WRITTEN TASK –
Would you return all of this data exactly, leaving nothing out?

RAW RECORDS –
● ● ● ● ●
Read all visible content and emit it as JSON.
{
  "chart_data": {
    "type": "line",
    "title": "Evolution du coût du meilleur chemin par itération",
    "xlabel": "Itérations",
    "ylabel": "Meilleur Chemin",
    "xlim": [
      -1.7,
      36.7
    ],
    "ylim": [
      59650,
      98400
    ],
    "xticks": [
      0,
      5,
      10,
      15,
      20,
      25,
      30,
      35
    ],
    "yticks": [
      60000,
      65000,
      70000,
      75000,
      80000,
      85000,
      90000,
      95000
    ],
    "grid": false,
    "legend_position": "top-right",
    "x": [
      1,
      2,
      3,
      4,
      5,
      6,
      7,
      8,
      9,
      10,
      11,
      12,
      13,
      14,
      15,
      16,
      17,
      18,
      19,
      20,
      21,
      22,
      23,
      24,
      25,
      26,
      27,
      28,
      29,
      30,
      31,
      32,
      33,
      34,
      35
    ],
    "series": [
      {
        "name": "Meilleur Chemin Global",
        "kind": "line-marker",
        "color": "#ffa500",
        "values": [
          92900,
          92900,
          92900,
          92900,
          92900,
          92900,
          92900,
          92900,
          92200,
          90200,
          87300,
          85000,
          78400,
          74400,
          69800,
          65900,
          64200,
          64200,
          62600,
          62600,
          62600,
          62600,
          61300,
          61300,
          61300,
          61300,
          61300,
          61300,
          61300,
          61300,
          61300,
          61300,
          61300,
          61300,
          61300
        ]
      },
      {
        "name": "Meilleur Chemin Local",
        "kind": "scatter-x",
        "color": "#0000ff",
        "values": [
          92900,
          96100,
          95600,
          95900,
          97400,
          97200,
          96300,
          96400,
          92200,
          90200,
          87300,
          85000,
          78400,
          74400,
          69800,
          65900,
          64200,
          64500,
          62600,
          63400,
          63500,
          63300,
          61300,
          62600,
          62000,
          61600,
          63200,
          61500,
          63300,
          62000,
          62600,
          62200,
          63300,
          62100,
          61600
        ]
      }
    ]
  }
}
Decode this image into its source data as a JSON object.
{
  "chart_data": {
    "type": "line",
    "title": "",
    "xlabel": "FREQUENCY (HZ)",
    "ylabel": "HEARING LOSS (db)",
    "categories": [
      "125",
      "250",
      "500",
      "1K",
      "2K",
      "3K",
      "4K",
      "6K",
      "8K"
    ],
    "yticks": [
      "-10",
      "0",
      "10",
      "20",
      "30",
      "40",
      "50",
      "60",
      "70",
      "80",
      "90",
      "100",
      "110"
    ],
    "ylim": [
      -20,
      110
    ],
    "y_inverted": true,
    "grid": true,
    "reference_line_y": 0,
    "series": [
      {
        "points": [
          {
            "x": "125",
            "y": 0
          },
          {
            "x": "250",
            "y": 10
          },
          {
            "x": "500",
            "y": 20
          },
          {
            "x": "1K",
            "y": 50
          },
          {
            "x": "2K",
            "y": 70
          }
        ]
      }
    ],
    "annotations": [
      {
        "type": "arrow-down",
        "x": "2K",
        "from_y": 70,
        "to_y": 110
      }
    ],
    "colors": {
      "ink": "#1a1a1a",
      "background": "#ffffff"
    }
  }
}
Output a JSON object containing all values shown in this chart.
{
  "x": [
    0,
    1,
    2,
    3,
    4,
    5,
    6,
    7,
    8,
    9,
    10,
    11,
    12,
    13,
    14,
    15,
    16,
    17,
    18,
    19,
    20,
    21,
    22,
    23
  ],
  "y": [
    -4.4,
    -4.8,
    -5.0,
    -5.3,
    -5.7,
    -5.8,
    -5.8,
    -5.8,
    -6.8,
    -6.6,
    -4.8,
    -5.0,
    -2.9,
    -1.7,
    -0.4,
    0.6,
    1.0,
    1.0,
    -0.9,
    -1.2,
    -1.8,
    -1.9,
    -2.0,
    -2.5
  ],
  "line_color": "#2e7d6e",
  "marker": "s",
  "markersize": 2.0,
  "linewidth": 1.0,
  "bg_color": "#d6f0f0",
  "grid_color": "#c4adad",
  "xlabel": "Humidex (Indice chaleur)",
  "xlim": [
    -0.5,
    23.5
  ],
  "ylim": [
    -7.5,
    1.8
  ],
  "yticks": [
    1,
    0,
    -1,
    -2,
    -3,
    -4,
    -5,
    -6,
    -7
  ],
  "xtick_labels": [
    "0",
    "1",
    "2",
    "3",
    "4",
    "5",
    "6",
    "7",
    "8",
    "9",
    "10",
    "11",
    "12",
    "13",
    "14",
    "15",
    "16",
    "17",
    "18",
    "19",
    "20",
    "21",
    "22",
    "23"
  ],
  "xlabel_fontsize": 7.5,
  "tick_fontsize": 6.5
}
● ● ● ● ●
OUTPUT FOR THIS EXERCISE –
Read all visible content and emit it as JSON.
{
  "chart_data": {
    "type": "line",
    "title": "Evolution du coût du meilleur chemin par itération",
    "xlabel": "Itérations",
    "ylabel": "Meilleur Chemin",
    "xlim": [
      -1.7,
      36.7
    ],
    "ylim": [
      59650,
      98400
    ],
    "xticks": [
      0,
      5,
      10,
      15,
      20,
      25,
      30,
      35
    ],
    "yticks": [
      60000,
      65000,
      70000,
      75000,
      80000,
      85000,
      90000,
      95000
    ],
    "grid": false,
    "legend_position": "top-right",
    "x": [
      1,
      2,
      3,
      4,
      5,
      6,
      7,
      8,
      9,
      10,
      11,
      12,
      13,
      14,
      15,
      16,
      17,
      18,
      19,
      20,
      21,
      22,
      23,
      24,
      25,
      26,
      27,
      28,
      29,
      30,
      31,
      32,
      33,
      34,
      35
    ],
    "series": [
      {
        "name": "Meilleur Chemin Global",
        "kind": "line-marker",
        "color": "#ffa500",
        "values": [
          92900,
          92900,
          92900,
          92900,
          92900,
          92900,
          92900,
          92900,
          92200,
          90200,
          87300,
          85000,
          78400,
          74400,
          69800,
          65900,
          64200,
          64200,
          62600,
          62600,
          62600,
          62600,
          61300,
          61300,
          61300,
          61300,
          61300,
          61300,
          61300,
          61300,
          61300,
          61300,
          61300,
          61300,
          61300
        ]
      },
      {
        "name": "Meilleur Chemin Local",
        "kind": "scatter-x",
        "color": "#0000ff",
        "values": [
          92900,
          96100,
          95600,
          95900,
          97400,
          97200,
          96300,
          96400,
          92200,
          90200,
          87300,
          85000,
          78400,
          74400,
          69800,
          65900,
          64200,
          64500,
          62600,
          63400,
          63500,
          63300,
          61300,
          62600,
          62000,
          61600,
          63200,
          61500,
          63300,
          62000,
          62600,
          62200,
          63300,
          62100,
          61600
        ]
      }
    ]
  }
}
Decode this image into its source data as a JSON object.
{
  "chart_data": {
    "type": "line",
    "title": "",
    "xlabel": "FREQUENCY (HZ)",
    "ylabel": "HEARING LOSS (db)",
    "categories": [
      "125",
      "250",
      "500",
      "1K",
      "2K",
      "3K",
      "4K",
      "6K",
      "8K"
    ],
    "yticks": [
      "-10",
      "0",
      "10",
      "20",
      "30",
      "40",
      "50",
      "60",
      "70",
      "80",
      "90",
      "100",
      "110"
    ],
    "ylim": [
      -20,
      110
    ],
    "y_inverted": true,
    "grid": true,
    "reference_line_y": 0,
    "series": [
      {
        "points": [
          {
            "x": "125",
            "y": 0
          },
          {
            "x": "250",
            "y": 10
          },
          {
            "x": "500",
            "y": 20
          },
          {
            "x": "1K",
            "y": 50
          },
          {
            "x": "2K",
            "y": 70
          }
        ]
      }
    ],
    "annotations": [
      {
        "type": "arrow-down",
        "x": "2K",
        "from_y": 70,
        "to_y": 110
      }
    ],
    "colors": {
      "ink": "#1a1a1a",
      "background": "#ffffff"
    }
  }
}
Output a JSON object containing all values shown in this chart.
{
  "x": [
    0,
    1,
    2,
    3,
    4,
    5,
    6,
    7,
    8,
    9,
    10,
    11,
    12,
    13,
    14,
    15,
    16,
    17,
    18,
    19,
    20,
    21,
    22,
    23
  ],
  "y": [
    -4.4,
    -4.8,
    -5.0,
    -5.3,
    -5.7,
    -5.8,
    -5.8,
    -5.8,
    -6.8,
    -6.6,
    -4.8,
    -5.0,
    -2.9,
    -1.7,
    -0.4,
    0.6,
    1.0,
    1.0,
    -0.9,
    -1.2,
    -1.8,
    -1.9,
    -2.0,
    -2.5
  ],
  "line_color": "#2e7d6e",
  "marker": "s",
  "markersize": 2.0,
  "linewidth": 1.0,
  "bg_color": "#d6f0f0",
  "grid_color": "#c4adad",
  "xlabel": "Humidex (Indice chaleur)",
  "xlim": [
    -0.5,
    23.5
  ],
  "ylim": [
    -7.5,
    1.8
  ],
  "yticks": [
    1,
    0,
    -1,
    -2,
    -3,
    -4,
    -5,
    -6,
    -7
  ],
  "xtick_labels": [
    "0",
    "1",
    "2",
    "3",
    "4",
    "5",
    "6",
    "7",
    "8",
    "9",
    "10",
    "11",
    "12",
    "13",
    "14",
    "15",
    "16",
    "17",
    "18",
    "19",
    "20",
    "21",
    "22",
    "23"
  ],
  "xlabel_fontsize": 7.5,
  "tick_fontsize": 6.5
}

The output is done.